• Set exercise
Return the records that follow, matching each one exactly.

Items from a data source:
————————
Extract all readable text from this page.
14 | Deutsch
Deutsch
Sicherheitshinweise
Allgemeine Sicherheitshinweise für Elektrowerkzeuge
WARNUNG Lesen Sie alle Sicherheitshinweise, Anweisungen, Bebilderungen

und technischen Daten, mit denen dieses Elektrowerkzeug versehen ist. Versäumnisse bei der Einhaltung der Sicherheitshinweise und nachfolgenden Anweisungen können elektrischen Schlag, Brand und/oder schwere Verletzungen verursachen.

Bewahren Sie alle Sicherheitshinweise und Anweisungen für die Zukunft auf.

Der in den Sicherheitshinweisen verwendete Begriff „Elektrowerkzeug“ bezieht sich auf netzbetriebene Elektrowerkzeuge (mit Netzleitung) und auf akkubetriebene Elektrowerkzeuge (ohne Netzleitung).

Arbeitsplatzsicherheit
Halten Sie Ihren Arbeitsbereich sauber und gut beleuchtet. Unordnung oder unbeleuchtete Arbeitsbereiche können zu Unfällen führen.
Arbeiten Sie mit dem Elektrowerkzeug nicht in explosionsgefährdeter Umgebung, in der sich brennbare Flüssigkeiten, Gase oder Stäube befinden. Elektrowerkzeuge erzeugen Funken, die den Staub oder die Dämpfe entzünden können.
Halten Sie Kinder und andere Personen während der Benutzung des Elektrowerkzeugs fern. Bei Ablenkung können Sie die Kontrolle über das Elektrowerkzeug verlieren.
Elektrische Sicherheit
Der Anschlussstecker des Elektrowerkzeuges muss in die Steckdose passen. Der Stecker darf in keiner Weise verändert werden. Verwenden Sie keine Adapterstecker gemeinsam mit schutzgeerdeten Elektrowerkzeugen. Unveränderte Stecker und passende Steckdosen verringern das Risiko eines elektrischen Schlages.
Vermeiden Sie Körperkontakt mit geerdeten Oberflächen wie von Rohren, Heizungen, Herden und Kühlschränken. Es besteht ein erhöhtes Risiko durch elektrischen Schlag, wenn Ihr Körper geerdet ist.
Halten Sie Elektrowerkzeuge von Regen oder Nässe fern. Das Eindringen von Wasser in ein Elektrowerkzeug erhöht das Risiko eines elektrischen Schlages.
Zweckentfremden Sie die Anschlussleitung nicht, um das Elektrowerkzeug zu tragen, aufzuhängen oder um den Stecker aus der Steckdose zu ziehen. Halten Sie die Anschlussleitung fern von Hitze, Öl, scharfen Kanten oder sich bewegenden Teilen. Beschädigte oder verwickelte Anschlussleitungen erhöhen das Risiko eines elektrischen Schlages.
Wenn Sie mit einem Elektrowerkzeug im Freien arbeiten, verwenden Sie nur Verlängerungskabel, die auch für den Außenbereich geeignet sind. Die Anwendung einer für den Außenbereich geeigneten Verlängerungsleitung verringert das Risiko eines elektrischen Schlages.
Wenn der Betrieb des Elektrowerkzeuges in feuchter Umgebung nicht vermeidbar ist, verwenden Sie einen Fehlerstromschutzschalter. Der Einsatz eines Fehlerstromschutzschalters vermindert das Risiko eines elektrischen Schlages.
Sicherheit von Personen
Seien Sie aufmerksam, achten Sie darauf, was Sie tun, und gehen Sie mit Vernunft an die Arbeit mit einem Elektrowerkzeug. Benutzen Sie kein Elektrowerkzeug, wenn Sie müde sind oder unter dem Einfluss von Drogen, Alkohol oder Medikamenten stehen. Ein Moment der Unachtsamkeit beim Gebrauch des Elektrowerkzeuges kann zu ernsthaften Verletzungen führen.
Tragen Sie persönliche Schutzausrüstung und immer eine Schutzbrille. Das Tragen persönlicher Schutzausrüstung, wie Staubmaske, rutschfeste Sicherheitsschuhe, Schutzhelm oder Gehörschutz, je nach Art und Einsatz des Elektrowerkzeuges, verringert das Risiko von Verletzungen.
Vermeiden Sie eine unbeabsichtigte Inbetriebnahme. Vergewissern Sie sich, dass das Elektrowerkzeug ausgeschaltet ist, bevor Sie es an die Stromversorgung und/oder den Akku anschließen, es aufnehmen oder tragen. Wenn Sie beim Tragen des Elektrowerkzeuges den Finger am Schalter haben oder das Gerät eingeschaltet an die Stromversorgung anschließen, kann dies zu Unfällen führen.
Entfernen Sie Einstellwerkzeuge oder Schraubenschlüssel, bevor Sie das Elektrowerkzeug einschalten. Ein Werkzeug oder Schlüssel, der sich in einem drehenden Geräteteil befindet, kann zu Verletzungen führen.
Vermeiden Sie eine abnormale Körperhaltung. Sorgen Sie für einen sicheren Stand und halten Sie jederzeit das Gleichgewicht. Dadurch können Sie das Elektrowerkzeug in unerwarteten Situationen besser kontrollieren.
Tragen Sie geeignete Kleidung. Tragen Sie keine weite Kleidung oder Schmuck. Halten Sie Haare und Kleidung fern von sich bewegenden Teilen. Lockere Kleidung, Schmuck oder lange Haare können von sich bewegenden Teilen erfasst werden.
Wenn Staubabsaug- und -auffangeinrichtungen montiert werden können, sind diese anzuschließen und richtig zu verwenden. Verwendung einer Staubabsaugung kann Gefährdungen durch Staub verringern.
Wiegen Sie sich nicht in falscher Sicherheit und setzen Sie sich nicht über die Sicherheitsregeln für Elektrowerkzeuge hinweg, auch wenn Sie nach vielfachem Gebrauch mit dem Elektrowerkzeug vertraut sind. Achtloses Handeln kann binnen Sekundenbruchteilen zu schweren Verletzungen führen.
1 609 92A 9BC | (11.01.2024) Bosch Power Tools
————————
• Output for this task
Extract all readable text from this page.
14 | Deutsch
Deutsch
Sicherheitshinweise
Allgemeine Sicherheitshinweise für Elektrowerkzeuge
WARNUNG Lesen Sie alle Sicherheitshinweise, Anweisungen, Bebilderungen

und technischen Daten, mit denen dieses Elektrowerkzeug versehen ist. Versäumnisse bei der Einhaltung der Sicherheitshinweise und nachfolgenden Anweisungen können elektrischen Schlag, Brand und/oder schwere Verletzungen verursachen.

Bewahren Sie alle Sicherheitshinweise und Anweisungen für die Zukunft auf.

Der in den Sicherheitshinweisen verwendete Begriff „Elektrowerkzeug“ bezieht sich auf netzbetriebene Elektrowerkzeuge (mit Netzleitung) und auf akkubetriebene Elektrowerkzeuge (ohne Netzleitung).

Arbeitsplatzsicherheit
Halten Sie Ihren Arbeitsbereich sauber und gut beleuchtet. Unordnung oder unbeleuchtete Arbeitsbereiche können zu Unfällen führen.
Arbeiten Sie mit dem Elektrowerkzeug nicht in explosionsgefährdeter Umgebung, in der sich brennbare Flüssigkeiten, Gase oder Stäube befinden. Elektrowerkzeuge erzeugen Funken, die den Staub oder die Dämpfe entzünden können.
Halten Sie Kinder und andere Personen während der Benutzung des Elektrowerkzeugs fern. Bei Ablenkung können Sie die Kontrolle über das Elektrowerkzeug verlieren.
Elektrische Sicherheit
Der Anschlussstecker des Elektrowerkzeuges muss in die Steckdose passen. Der Stecker darf in keiner Weise verändert werden. Verwenden Sie keine Adapterstecker gemeinsam mit schutzgeerdeten Elektrowerkzeugen. Unveränderte Stecker und passende Steckdosen verringern das Risiko eines elektrischen Schlages.
Vermeiden Sie Körperkontakt mit geerdeten Oberflächen wie von Rohren, Heizungen, Herden und Kühlschränken. Es besteht ein erhöhtes Risiko durch elektrischen Schlag, wenn Ihr Körper geerdet ist.
Halten Sie Elektrowerkzeuge von Regen oder Nässe fern. Das Eindringen von Wasser in ein Elektrowerkzeug erhöht das Risiko eines elektrischen Schlages.
Zweckentfremden Sie die Anschlussleitung nicht, um das Elektrowerkzeug zu tragen, aufzuhängen oder um den Stecker aus der Steckdose zu ziehen. Halten Sie die Anschlussleitung fern von Hitze, Öl, scharfen Kanten oder sich bewegenden Teilen. Beschädigte oder verwickelte Anschlussleitungen erhöhen das Risiko eines elektrischen Schlages.
Wenn Sie mit einem Elektrowerkzeug im Freien arbeiten, verwenden Sie nur Verlängerungskabel, die auch für den Außenbereich geeignet sind. Die Anwendung einer für den Außenbereich geeigneten Verlängerungsleitung verringert das Risiko eines elektrischen Schlages.
Wenn der Betrieb des Elektrowerkzeuges in feuchter Umgebung nicht vermeidbar ist, verwenden Sie einen Fehlerstromschutzschalter. Der Einsatz eines Fehlerstromschutzschalters vermindert das Risiko eines elektrischen Schlages.
Sicherheit von Personen
Seien Sie aufmerksam, achten Sie darauf, was Sie tun, und gehen Sie mit Vernunft an die Arbeit mit einem Elektrowerkzeug. Benutzen Sie kein Elektrowerkzeug, wenn Sie müde sind oder unter dem Einfluss von Drogen, Alkohol oder Medikamenten stehen. Ein Moment der Unachtsamkeit beim Gebrauch des Elektrowerkzeuges kann zu ernsthaften Verletzungen führen.
Tragen Sie persönliche Schutzausrüstung und immer eine Schutzbrille. Das Tragen persönlicher Schutzausrüstung, wie Staubmaske, rutschfeste Sicherheitsschuhe, Schutzhelm oder Gehörschutz, je nach Art und Einsatz des Elektrowerkzeuges, verringert das Risiko von Verletzungen.
Vermeiden Sie eine unbeabsichtigte Inbetriebnahme. Vergewissern Sie sich, dass das Elektrowerkzeug ausgeschaltet ist, bevor Sie es an die Stromversorgung und/oder den Akku anschließen, es aufnehmen oder tragen. Wenn Sie beim Tragen des Elektrowerkzeuges den Finger am Schalter haben oder das Gerät eingeschaltet an die Stromversorgung anschließen, kann dies zu Unfällen führen.
Entfernen Sie Einstellwerkzeuge oder Schraubenschlüssel, bevor Sie das Elektrowerkzeug einschalten. Ein Werkzeug oder Schlüssel, der sich in einem drehenden Geräteteil befindet, kann zu Verletzungen führen.
Vermeiden Sie eine abnormale Körperhaltung. Sorgen Sie für einen sicheren Stand und halten Sie jederzeit das Gleichgewicht. Dadurch können Sie das Elektrowerkzeug in unerwarteten Situationen besser kontrollieren.
Tragen Sie geeignete Kleidung. Tragen Sie keine weite Kleidung oder Schmuck. Halten Sie Haare und Kleidung fern von sich bewegenden Teilen. Lockere Kleidung, Schmuck oder lange Haare können von sich bewegenden Teilen erfasst werden.
Wenn Staubabsaug- und -auffangeinrichtungen montiert werden können, sind diese anzuschließen und richtig zu verwenden. Verwendung einer Staubabsaugung kann Gefährdungen durch Staub verringern.
Wiegen Sie sich nicht in falscher Sicherheit und setzen Sie sich nicht über die Sicherheitsregeln für Elektrowerkzeuge hinweg, auch wenn Sie nach vielfachem Gebrauch mit dem Elektrowerkzeug vertraut sind. Achtloses Handeln kann binnen Sekundenbruchteilen zu schweren Verletzungen führen.
1 609 92A 9BC | (11.01.2024) Bosch Power Tools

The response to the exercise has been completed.